Copy everything in the listing below word for word, apart from any images.

(Lines of data)
[START]

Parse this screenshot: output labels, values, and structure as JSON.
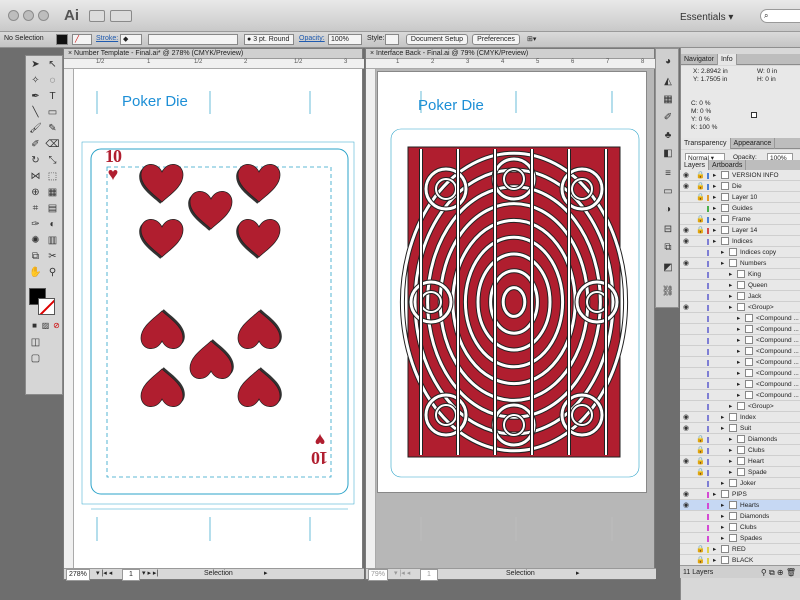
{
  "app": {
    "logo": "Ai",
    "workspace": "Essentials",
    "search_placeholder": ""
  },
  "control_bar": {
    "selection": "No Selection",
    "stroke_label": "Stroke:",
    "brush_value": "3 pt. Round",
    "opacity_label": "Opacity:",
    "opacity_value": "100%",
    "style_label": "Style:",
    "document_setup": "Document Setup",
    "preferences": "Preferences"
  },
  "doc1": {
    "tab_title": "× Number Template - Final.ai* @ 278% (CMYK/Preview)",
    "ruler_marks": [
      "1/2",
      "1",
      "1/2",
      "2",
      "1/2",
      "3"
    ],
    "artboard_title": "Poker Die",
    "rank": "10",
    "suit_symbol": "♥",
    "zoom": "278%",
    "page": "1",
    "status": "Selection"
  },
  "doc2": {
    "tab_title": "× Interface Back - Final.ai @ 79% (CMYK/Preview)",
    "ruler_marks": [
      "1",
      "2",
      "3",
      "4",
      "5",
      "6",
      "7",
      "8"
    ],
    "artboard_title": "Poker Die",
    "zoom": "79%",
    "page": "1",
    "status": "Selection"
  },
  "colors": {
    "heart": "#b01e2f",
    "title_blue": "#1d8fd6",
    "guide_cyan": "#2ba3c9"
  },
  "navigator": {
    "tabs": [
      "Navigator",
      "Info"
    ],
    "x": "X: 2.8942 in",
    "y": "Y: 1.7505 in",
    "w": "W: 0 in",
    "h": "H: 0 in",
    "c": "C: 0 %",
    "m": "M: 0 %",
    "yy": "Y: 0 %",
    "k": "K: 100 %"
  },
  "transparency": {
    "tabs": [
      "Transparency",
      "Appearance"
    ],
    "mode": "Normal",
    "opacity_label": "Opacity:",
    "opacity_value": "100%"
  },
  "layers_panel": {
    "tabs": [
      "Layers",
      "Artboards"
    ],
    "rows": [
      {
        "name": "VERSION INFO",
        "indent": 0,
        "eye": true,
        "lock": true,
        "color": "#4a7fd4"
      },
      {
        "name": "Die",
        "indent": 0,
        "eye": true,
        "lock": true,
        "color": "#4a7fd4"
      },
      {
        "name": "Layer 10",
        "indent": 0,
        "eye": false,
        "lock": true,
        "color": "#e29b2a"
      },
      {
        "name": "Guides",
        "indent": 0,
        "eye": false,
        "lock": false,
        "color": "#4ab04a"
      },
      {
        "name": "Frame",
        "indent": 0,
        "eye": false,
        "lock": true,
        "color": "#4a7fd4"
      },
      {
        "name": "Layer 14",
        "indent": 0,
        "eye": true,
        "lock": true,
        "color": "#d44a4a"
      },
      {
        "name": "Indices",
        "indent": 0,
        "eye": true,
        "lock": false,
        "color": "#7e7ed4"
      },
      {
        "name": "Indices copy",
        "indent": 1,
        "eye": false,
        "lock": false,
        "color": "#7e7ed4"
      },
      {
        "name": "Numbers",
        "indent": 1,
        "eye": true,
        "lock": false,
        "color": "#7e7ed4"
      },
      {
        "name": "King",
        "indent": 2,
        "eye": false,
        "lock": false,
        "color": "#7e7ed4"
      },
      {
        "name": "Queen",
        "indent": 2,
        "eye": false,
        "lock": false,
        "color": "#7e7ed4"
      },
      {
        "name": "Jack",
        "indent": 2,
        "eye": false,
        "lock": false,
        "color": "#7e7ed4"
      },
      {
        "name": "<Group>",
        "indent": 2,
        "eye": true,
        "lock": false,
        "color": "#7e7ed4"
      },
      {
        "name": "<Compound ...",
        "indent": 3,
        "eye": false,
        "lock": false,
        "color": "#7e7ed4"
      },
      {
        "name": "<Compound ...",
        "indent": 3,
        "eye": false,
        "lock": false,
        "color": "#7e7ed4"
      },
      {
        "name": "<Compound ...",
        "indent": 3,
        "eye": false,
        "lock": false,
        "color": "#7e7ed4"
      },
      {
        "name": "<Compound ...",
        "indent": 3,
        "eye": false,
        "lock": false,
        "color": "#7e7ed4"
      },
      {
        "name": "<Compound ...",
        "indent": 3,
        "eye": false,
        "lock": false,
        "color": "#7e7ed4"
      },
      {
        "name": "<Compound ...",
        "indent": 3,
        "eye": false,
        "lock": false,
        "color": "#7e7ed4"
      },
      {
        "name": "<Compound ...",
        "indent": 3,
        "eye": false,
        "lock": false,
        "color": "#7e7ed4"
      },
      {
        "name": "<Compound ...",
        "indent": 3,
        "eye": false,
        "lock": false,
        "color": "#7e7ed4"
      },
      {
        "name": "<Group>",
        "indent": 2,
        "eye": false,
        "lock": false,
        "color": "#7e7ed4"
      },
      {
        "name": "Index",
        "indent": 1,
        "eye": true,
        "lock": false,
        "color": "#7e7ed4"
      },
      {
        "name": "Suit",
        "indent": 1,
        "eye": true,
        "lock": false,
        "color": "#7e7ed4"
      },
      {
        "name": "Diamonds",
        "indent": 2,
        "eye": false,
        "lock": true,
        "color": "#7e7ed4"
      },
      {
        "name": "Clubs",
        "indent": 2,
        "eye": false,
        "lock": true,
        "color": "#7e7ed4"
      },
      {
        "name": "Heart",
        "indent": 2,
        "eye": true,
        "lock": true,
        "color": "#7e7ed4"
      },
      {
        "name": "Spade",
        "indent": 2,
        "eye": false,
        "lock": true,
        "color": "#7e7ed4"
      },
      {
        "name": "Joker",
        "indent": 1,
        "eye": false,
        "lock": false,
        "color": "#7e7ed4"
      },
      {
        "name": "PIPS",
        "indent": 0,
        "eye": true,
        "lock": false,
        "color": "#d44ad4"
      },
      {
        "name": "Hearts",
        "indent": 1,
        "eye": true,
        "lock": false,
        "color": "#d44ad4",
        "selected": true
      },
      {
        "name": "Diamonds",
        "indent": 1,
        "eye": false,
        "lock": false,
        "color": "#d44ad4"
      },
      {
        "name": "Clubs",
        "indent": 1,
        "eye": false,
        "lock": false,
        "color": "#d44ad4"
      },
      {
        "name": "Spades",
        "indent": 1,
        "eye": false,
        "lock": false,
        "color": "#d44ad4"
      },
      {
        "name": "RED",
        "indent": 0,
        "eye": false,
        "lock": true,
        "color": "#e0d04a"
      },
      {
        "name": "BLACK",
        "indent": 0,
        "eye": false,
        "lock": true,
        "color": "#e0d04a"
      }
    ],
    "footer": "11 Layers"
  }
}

[END]

_OUTPUT FOR THIS TASK:_
Parse this screenshot: output labels, values, and structure as JSON.
{
  "app": {
    "logo": "Ai",
    "workspace": "Essentials",
    "search_placeholder": ""
  },
  "control_bar": {
    "selection": "No Selection",
    "stroke_label": "Stroke:",
    "brush_value": "3 pt. Round",
    "opacity_label": "Opacity:",
    "opacity_value": "100%",
    "style_label": "Style:",
    "document_setup": "Document Setup",
    "preferences": "Preferences"
  },
  "doc1": {
    "tab_title": "× Number Template - Final.ai* @ 278% (CMYK/Preview)",
    "ruler_marks": [
      "1/2",
      "1",
      "1/2",
      "2",
      "1/2",
      "3"
    ],
    "artboard_title": "Poker Die",
    "rank": "10",
    "suit_symbol": "♥",
    "zoom": "278%",
    "page": "1",
    "status": "Selection"
  },
  "doc2": {
    "tab_title": "× Interface Back - Final.ai @ 79% (CMYK/Preview)",
    "ruler_marks": [
      "1",
      "2",
      "3",
      "4",
      "5",
      "6",
      "7",
      "8"
    ],
    "artboard_title": "Poker Die",
    "zoom": "79%",
    "page": "1",
    "status": "Selection"
  },
  "colors": {
    "heart": "#b01e2f",
    "title_blue": "#1d8fd6",
    "guide_cyan": "#2ba3c9"
  },
  "navigator": {
    "tabs": [
      "Navigator",
      "Info"
    ],
    "x": "X: 2.8942 in",
    "y": "Y: 1.7505 in",
    "w": "W: 0 in",
    "h": "H: 0 in",
    "c": "C: 0 %",
    "m": "M: 0 %",
    "yy": "Y: 0 %",
    "k": "K: 100 %"
  },
  "transparency": {
    "tabs": [
      "Transparency",
      "Appearance"
    ],
    "mode": "Normal",
    "opacity_label": "Opacity:",
    "opacity_value": "100%"
  },
  "layers_panel": {
    "tabs": [
      "Layers",
      "Artboards"
    ],
    "rows": [
      {
        "name": "VERSION INFO",
        "indent": 0,
        "eye": true,
        "lock": true,
        "color": "#4a7fd4"
      },
      {
        "name": "Die",
        "indent": 0,
        "eye": true,
        "lock": true,
        "color": "#4a7fd4"
      },
      {
        "name": "Layer 10",
        "indent": 0,
        "eye": false,
        "lock": true,
        "color": "#e29b2a"
      },
      {
        "name": "Guides",
        "indent": 0,
        "eye": false,
        "lock": false,
        "color": "#4ab04a"
      },
      {
        "name": "Frame",
        "indent": 0,
        "eye": false,
        "lock": true,
        "color": "#4a7fd4"
      },
      {
        "name": "Layer 14",
        "indent": 0,
        "eye": true,
        "lock": true,
        "color": "#d44a4a"
      },
      {
        "name": "Indices",
        "indent": 0,
        "eye": true,
        "lock": false,
        "color": "#7e7ed4"
      },
      {
        "name": "Indices copy",
        "indent": 1,
        "eye": false,
        "lock": false,
        "color": "#7e7ed4"
      },
      {
        "name": "Numbers",
        "indent": 1,
        "eye": true,
        "lock": false,
        "color": "#7e7ed4"
      },
      {
        "name": "King",
        "indent": 2,
        "eye": false,
        "lock": false,
        "color": "#7e7ed4"
      },
      {
        "name": "Queen",
        "indent": 2,
        "eye": false,
        "lock": false,
        "color": "#7e7ed4"
      },
      {
        "name": "Jack",
        "indent": 2,
        "eye": false,
        "lock": false,
        "color": "#7e7ed4"
      },
      {
        "name": "<Group>",
        "indent": 2,
        "eye": true,
        "lock": false,
        "color": "#7e7ed4"
      },
      {
        "name": "<Compound ...",
        "indent": 3,
        "eye": false,
        "lock": false,
        "color": "#7e7ed4"
      },
      {
        "name": "<Compound ...",
        "indent": 3,
        "eye": false,
        "lock": false,
        "color": "#7e7ed4"
      },
      {
        "name": "<Compound ...",
        "indent": 3,
        "eye": false,
        "lock": false,
        "color": "#7e7ed4"
      },
      {
        "name": "<Compound ...",
        "indent": 3,
        "eye": false,
        "lock": false,
        "color": "#7e7ed4"
      },
      {
        "name": "<Compound ...",
        "indent": 3,
        "eye": false,
        "lock": false,
        "color": "#7e7ed4"
      },
      {
        "name": "<Compound ...",
        "indent": 3,
        "eye": false,
        "lock": false,
        "color": "#7e7ed4"
      },
      {
        "name": "<Compound ...",
        "indent": 3,
        "eye": false,
        "lock": false,
        "color": "#7e7ed4"
      },
      {
        "name": "<Compound ...",
        "indent": 3,
        "eye": false,
        "lock": false,
        "color": "#7e7ed4"
      },
      {
        "name": "<Group>",
        "indent": 2,
        "eye": false,
        "lock": false,
        "color": "#7e7ed4"
      },
      {
        "name": "Index",
        "indent": 1,
        "eye": true,
        "lock": false,
        "color": "#7e7ed4"
      },
      {
        "name": "Suit",
        "indent": 1,
        "eye": true,
        "lock": false,
        "color": "#7e7ed4"
      },
      {
        "name": "Diamonds",
        "indent": 2,
        "eye": false,
        "lock": true,
        "color": "#7e7ed4"
      },
      {
        "name": "Clubs",
        "indent": 2,
        "eye": false,
        "lock": true,
        "color": "#7e7ed4"
      },
      {
        "name": "Heart",
        "indent": 2,
        "eye": true,
        "lock": true,
        "color": "#7e7ed4"
      },
      {
        "name": "Spade",
        "indent": 2,
        "eye": false,
        "lock": true,
        "color": "#7e7ed4"
      },
      {
        "name": "Joker",
        "indent": 1,
        "eye": false,
        "lock": false,
        "color": "#7e7ed4"
      },
      {
        "name": "PIPS",
        "indent": 0,
        "eye": true,
        "lock": false,
        "color": "#d44ad4"
      },
      {
        "name": "Hearts",
        "indent": 1,
        "eye": true,
        "lock": false,
        "color": "#d44ad4",
        "selected": true
      },
      {
        "name": "Diamonds",
        "indent": 1,
        "eye": false,
        "lock": false,
        "color": "#d44ad4"
      },
      {
        "name": "Clubs",
        "indent": 1,
        "eye": false,
        "lock": false,
        "color": "#d44ad4"
      },
      {
        "name": "Spades",
        "indent": 1,
        "eye": false,
        "lock": false,
        "color": "#d44ad4"
      },
      {
        "name": "RED",
        "indent": 0,
        "eye": false,
        "lock": true,
        "color": "#e0d04a"
      },
      {
        "name": "BLACK",
        "indent": 0,
        "eye": false,
        "lock": true,
        "color": "#e0d04a"
      }
    ],
    "footer": "11 Layers"
  }
}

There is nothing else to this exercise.